### What is asked
Go through the material below and copy each line where the word "Zeitung" appears.

### Records provided
-- start --
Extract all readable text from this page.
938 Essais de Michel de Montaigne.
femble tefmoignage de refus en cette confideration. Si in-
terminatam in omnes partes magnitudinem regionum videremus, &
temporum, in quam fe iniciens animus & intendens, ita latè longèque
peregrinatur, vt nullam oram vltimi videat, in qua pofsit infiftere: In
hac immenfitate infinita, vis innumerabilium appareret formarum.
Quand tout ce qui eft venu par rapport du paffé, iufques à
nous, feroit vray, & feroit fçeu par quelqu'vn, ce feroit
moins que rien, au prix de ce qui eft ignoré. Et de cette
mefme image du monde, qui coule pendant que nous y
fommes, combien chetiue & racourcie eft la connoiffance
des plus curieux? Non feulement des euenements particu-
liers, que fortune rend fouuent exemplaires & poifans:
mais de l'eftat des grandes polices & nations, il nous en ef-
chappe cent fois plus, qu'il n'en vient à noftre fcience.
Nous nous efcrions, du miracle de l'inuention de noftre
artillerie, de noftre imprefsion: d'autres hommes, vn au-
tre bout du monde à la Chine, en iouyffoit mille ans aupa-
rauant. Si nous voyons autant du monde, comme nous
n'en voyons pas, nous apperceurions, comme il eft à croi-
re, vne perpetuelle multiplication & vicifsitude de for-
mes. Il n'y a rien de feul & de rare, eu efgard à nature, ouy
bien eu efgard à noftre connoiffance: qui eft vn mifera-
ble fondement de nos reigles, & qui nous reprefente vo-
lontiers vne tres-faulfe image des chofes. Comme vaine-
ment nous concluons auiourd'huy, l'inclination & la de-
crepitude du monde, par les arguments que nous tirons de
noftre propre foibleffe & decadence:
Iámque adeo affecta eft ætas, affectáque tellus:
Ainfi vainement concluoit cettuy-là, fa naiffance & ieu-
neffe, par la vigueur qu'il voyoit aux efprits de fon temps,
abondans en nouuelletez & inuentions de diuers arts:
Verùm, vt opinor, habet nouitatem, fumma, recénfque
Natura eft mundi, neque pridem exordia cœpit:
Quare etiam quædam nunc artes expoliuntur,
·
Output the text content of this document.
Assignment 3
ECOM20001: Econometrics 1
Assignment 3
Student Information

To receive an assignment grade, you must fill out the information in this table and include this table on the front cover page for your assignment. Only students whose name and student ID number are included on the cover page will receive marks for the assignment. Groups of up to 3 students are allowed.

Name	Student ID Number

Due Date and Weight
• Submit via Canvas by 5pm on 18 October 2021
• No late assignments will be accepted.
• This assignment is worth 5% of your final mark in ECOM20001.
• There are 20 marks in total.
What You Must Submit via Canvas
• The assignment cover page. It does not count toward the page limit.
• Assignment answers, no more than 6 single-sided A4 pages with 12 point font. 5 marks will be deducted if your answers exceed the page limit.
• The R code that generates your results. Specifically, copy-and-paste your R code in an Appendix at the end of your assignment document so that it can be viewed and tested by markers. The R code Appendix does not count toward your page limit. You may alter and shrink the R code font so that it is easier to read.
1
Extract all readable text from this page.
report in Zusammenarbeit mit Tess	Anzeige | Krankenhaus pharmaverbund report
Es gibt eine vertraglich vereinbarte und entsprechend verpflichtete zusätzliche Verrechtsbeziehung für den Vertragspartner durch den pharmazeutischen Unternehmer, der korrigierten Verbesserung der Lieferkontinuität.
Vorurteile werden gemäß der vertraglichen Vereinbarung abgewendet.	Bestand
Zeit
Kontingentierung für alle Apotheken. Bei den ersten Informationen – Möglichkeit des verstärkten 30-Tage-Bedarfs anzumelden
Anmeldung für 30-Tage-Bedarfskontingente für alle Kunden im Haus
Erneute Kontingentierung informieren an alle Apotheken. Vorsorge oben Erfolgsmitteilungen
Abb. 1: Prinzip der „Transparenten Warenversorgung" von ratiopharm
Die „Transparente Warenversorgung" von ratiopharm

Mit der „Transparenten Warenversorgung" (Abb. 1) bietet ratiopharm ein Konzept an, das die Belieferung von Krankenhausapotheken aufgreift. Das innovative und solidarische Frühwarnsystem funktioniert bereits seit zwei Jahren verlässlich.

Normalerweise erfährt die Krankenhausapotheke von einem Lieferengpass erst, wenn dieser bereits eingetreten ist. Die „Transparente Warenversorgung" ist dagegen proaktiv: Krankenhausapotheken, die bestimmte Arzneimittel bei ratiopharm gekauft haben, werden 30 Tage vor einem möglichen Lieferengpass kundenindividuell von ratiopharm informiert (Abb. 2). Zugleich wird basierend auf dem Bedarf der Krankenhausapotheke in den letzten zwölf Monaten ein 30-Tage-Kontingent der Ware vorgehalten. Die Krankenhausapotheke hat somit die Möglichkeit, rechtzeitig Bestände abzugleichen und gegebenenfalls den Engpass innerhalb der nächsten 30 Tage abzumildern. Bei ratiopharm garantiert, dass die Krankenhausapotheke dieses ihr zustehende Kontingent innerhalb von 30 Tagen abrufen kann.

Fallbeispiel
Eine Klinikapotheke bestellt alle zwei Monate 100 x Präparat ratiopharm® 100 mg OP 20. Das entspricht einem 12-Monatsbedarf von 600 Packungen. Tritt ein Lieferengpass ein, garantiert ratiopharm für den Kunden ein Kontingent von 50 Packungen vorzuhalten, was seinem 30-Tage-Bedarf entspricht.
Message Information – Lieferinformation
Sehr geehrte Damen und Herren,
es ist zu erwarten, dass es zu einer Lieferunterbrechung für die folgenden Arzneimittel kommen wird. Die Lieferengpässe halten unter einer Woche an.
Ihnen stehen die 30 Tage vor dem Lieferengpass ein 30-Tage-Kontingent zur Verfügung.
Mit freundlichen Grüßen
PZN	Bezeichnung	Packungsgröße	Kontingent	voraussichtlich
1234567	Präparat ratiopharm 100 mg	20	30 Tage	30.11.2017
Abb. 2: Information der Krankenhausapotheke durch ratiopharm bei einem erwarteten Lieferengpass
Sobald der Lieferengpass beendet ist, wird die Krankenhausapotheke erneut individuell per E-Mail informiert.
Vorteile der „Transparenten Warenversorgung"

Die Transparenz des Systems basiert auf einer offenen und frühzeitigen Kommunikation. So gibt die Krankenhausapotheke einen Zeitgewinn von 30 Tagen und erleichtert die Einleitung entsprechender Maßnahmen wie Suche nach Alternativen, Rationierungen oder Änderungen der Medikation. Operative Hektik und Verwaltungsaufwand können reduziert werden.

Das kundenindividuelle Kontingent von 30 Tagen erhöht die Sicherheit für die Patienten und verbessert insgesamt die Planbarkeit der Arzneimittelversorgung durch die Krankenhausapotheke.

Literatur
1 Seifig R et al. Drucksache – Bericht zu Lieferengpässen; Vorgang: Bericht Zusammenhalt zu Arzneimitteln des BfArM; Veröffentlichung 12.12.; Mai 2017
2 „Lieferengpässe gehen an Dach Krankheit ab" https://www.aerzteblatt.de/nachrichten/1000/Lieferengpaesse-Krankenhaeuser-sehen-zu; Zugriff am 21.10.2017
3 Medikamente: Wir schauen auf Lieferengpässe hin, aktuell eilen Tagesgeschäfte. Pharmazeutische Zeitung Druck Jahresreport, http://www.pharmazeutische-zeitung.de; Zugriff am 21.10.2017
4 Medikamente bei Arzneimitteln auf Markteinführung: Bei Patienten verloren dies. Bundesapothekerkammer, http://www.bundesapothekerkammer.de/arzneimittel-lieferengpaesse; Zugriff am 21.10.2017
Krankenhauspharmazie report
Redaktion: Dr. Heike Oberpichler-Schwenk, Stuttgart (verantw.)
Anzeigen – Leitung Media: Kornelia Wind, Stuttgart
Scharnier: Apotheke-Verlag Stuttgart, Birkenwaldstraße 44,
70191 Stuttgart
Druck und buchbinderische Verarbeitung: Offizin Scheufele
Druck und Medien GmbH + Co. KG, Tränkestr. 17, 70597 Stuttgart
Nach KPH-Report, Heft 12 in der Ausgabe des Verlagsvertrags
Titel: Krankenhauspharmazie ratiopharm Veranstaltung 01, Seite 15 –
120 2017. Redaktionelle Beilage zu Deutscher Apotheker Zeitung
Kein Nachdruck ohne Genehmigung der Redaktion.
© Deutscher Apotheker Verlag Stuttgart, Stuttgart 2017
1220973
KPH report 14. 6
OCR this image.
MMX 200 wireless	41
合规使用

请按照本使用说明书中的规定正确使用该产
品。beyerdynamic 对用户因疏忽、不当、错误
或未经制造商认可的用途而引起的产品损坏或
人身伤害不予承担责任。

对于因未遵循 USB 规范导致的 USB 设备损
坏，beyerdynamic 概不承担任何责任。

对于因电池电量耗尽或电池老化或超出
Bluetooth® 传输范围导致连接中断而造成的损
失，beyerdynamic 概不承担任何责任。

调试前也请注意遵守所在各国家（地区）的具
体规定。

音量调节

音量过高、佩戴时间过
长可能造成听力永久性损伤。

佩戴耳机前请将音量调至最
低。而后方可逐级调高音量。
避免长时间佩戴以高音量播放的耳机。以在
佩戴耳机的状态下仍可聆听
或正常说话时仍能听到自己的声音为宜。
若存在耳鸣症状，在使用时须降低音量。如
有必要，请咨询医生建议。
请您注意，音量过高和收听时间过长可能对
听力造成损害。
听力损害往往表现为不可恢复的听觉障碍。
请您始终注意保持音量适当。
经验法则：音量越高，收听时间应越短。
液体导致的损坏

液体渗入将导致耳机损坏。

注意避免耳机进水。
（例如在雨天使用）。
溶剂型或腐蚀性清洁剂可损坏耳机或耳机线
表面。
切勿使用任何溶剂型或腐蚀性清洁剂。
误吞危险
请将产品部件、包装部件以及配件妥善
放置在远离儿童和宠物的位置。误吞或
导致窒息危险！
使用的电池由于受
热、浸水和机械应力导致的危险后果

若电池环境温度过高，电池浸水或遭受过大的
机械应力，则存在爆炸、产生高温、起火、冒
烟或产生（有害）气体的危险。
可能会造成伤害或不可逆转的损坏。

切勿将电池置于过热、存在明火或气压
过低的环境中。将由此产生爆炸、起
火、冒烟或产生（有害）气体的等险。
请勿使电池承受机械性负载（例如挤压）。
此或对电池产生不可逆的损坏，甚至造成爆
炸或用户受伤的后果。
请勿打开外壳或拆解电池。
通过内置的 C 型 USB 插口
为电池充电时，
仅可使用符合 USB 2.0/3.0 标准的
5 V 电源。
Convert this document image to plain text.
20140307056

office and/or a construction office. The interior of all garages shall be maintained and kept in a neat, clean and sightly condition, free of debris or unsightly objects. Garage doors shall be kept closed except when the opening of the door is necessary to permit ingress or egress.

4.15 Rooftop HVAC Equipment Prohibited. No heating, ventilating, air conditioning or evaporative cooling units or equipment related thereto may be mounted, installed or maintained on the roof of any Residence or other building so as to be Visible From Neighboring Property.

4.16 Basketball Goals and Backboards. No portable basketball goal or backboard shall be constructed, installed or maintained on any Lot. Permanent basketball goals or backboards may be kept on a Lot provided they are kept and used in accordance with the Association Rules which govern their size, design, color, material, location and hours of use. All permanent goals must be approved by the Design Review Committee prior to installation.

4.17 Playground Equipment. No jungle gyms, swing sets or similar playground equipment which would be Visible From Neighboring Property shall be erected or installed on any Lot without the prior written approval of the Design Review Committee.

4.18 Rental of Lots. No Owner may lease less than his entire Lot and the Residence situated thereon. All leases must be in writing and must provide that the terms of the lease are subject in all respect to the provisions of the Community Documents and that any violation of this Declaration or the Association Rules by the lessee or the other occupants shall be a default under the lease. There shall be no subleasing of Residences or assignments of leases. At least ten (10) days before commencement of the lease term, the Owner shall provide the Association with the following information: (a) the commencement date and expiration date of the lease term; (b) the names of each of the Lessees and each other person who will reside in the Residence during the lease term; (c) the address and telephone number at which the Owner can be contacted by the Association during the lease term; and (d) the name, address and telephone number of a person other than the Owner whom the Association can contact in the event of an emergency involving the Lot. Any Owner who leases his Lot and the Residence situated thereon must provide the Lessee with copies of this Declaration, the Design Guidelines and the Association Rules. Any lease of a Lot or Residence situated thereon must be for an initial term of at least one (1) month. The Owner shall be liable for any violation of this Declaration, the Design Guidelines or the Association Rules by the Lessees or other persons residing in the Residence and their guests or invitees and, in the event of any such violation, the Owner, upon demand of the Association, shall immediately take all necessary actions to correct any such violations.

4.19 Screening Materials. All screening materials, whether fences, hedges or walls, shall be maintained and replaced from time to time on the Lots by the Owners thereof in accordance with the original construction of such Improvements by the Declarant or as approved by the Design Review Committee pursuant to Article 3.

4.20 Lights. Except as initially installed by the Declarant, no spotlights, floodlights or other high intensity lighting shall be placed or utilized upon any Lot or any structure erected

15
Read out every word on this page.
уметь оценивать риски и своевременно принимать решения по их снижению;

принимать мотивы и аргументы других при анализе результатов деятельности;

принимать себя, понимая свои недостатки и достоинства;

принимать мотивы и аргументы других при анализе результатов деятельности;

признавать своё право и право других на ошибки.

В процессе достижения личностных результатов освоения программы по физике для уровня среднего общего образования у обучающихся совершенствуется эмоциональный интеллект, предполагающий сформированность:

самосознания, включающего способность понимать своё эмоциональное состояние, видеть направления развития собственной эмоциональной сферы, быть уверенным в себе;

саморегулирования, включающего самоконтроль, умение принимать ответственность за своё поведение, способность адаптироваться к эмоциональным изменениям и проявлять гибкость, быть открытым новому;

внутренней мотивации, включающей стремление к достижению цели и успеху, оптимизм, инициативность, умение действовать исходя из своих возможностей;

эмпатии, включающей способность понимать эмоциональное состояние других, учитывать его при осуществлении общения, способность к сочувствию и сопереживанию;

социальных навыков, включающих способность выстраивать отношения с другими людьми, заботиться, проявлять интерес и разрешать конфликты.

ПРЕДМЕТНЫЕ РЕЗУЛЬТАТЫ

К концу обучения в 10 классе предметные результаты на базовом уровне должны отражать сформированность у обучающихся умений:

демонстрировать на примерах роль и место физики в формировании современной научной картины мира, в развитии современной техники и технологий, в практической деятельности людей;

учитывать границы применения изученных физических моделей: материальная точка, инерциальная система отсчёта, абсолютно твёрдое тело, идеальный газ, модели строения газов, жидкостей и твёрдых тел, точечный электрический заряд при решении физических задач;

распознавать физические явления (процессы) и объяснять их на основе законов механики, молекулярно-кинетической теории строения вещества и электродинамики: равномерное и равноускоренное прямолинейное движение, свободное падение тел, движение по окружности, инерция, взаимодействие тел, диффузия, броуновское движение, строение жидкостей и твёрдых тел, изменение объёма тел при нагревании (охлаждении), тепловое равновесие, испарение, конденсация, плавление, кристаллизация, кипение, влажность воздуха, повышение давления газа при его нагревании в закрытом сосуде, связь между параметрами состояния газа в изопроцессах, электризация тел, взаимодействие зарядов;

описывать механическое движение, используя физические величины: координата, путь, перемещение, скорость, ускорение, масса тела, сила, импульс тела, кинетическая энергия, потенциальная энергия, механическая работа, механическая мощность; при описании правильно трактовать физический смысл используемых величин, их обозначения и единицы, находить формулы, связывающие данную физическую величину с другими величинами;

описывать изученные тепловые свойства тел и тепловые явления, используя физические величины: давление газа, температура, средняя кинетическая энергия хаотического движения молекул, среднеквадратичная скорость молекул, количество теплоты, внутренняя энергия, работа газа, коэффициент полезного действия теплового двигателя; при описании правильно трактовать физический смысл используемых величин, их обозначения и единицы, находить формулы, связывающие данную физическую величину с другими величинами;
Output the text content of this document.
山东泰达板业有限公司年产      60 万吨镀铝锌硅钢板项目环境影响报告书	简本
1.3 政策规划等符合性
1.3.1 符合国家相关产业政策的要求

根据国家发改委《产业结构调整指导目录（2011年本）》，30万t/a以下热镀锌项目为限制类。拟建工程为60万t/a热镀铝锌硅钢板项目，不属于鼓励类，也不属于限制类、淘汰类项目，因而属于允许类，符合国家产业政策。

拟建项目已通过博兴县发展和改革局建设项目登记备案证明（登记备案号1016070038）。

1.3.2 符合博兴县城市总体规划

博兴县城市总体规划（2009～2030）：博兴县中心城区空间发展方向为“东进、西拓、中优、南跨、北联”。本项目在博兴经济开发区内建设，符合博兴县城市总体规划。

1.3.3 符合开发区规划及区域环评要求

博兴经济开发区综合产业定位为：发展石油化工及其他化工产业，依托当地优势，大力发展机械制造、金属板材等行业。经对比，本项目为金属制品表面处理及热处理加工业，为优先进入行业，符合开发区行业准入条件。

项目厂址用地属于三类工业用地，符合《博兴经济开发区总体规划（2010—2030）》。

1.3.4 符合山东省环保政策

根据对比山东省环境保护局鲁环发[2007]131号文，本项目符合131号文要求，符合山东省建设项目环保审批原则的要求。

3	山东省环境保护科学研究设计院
-- end --
### Correct result
3 Medikamente: Wir schauen auf Lieferengpässe hin, aktuell eilen Tagesgeschäfte. Pharmazeutische Zeitung Druck Jahresreport, http://www.pharmazeutische-zeitung.de; Zugriff am 21.10.2017
120 2017. Redaktionelle Beilage zu Deutscher Apotheker Zeitung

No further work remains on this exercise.